Gather all lines in the data that hold the string "Doğum".

(Collected data entries)

----

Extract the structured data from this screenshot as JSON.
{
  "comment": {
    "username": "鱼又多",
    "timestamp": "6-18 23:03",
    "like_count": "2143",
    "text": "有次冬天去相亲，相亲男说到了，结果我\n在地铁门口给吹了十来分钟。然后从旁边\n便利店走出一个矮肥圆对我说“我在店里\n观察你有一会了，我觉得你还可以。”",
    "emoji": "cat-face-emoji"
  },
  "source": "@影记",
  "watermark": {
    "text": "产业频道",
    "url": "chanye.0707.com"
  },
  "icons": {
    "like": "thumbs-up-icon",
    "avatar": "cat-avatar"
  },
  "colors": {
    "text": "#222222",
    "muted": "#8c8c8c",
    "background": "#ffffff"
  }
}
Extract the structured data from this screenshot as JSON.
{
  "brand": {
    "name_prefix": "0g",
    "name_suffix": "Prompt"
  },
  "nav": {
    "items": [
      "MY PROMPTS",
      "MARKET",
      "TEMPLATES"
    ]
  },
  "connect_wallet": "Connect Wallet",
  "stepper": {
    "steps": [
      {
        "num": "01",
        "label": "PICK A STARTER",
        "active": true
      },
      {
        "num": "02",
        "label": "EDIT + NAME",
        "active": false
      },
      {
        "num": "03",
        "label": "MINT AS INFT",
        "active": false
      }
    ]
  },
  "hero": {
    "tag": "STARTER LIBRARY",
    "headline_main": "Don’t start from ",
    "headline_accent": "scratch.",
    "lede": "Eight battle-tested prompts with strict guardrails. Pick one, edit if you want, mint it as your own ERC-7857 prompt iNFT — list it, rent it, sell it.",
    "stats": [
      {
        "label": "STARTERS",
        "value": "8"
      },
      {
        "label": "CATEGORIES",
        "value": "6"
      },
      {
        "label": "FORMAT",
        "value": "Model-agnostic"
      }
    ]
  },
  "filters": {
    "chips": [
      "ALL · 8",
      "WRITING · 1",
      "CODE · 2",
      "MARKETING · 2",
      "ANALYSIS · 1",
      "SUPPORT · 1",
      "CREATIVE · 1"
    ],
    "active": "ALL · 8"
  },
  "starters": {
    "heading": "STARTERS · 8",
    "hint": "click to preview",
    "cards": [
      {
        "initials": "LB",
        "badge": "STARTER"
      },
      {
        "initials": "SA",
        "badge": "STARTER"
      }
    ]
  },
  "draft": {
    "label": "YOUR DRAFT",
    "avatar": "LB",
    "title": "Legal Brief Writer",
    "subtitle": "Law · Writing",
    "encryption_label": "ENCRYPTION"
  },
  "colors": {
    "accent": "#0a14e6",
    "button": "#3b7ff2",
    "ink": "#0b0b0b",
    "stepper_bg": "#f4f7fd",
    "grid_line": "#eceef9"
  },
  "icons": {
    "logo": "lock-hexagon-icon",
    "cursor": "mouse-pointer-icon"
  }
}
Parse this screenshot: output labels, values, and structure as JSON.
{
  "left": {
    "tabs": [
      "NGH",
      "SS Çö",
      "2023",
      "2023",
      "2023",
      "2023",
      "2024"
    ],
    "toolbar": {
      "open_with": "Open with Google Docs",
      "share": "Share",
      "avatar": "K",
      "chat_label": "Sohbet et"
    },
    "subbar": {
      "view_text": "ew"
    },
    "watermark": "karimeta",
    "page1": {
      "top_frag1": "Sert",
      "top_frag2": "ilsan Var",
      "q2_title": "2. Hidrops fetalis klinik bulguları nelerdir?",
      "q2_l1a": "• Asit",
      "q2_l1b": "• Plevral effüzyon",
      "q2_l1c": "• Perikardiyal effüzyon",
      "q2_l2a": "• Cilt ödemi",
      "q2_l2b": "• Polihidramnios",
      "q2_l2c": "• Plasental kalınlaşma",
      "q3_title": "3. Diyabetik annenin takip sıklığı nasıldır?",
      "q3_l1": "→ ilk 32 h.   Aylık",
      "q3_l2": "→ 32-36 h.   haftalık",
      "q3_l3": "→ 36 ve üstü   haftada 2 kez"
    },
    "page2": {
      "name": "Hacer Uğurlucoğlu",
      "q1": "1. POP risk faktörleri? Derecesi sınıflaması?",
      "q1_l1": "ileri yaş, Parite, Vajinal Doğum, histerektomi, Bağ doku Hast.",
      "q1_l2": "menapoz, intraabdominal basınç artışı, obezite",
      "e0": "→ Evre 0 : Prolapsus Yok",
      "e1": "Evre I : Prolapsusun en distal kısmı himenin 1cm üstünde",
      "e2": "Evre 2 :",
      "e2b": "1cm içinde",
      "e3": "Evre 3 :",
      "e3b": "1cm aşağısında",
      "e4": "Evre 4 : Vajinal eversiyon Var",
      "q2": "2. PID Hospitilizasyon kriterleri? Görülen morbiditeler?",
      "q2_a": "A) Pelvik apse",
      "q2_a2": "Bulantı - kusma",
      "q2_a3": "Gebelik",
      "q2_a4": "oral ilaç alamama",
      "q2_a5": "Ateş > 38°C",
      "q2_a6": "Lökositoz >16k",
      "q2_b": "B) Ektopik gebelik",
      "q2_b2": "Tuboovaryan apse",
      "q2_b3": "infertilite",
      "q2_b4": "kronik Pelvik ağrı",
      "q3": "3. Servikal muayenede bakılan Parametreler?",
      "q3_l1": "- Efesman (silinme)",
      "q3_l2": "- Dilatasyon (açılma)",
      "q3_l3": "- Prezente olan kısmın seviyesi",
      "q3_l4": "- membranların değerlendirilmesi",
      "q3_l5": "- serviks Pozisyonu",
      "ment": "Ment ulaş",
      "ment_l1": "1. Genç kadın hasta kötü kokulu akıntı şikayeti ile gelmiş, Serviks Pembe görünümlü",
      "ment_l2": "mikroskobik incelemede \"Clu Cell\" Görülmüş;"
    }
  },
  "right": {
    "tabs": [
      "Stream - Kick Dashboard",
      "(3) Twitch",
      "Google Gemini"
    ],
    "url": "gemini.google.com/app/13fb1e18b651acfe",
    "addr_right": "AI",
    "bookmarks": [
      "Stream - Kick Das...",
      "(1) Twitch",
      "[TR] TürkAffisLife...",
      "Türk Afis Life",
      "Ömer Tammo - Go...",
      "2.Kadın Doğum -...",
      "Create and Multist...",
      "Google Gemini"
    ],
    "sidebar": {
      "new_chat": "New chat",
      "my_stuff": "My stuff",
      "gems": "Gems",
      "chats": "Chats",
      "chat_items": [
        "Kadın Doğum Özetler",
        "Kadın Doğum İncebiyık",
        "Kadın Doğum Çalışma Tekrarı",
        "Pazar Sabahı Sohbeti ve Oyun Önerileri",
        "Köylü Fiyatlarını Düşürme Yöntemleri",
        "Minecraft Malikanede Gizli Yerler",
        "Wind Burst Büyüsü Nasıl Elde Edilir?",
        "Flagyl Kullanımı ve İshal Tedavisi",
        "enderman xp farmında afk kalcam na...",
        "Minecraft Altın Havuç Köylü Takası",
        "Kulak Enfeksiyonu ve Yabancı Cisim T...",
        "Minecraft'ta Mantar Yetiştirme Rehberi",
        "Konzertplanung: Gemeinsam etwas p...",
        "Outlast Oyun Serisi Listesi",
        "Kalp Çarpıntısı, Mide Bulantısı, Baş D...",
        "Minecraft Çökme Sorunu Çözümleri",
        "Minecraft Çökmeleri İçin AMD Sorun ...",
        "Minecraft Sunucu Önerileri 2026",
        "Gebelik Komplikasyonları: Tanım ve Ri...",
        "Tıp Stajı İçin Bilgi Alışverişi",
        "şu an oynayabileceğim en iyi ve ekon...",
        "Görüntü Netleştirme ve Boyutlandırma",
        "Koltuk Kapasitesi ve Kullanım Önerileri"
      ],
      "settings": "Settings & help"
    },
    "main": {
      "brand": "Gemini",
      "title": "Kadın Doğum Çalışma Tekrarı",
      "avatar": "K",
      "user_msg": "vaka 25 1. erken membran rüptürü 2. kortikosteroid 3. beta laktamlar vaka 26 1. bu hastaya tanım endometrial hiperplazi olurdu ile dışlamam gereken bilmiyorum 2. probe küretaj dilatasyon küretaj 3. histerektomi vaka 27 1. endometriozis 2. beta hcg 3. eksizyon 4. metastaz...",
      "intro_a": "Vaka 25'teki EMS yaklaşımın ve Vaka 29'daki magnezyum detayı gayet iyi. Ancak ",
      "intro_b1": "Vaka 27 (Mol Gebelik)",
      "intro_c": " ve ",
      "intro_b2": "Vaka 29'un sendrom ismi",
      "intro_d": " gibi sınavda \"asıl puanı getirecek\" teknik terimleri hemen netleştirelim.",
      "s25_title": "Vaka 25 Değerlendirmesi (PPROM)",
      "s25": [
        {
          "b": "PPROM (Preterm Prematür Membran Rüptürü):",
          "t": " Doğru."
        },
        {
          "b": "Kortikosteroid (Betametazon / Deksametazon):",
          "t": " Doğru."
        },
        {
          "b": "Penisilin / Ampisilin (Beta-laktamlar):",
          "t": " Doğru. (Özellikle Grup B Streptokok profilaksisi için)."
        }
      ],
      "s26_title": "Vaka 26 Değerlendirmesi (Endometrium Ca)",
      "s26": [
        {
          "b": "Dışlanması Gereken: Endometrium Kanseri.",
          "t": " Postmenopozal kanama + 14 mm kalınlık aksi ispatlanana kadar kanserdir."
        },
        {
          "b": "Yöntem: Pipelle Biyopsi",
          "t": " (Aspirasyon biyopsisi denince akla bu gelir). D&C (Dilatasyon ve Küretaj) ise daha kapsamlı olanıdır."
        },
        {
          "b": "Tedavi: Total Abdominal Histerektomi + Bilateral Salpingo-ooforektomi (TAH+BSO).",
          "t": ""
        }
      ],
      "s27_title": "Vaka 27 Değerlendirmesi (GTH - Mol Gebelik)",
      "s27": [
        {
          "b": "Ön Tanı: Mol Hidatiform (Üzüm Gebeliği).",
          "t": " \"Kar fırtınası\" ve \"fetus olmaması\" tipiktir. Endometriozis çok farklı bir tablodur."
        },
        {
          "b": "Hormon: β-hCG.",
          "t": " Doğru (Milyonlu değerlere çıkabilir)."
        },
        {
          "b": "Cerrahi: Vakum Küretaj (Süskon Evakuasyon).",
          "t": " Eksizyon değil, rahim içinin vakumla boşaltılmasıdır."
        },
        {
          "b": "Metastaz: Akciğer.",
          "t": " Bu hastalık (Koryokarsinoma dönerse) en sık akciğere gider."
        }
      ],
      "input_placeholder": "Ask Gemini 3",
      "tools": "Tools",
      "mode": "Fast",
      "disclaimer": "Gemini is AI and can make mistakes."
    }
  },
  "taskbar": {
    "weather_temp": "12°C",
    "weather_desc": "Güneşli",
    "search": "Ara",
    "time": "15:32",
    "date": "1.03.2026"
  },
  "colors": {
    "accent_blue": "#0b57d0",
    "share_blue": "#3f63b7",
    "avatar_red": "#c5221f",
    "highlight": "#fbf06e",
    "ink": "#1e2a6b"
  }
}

----

The output.
      "q1_l1": "ileri yaş, Parite, Vajinal Doğum, histerektomi, Bağ doku Hast.",
      "2.Kadın Doğum -...",
        "Kadın Doğum Özetler",
        "Kadın Doğum İncebiyık",
        "Kadın Doğum Çalışma Tekrarı",
      "title": "Kadın Doğum Çalışma Tekrarı",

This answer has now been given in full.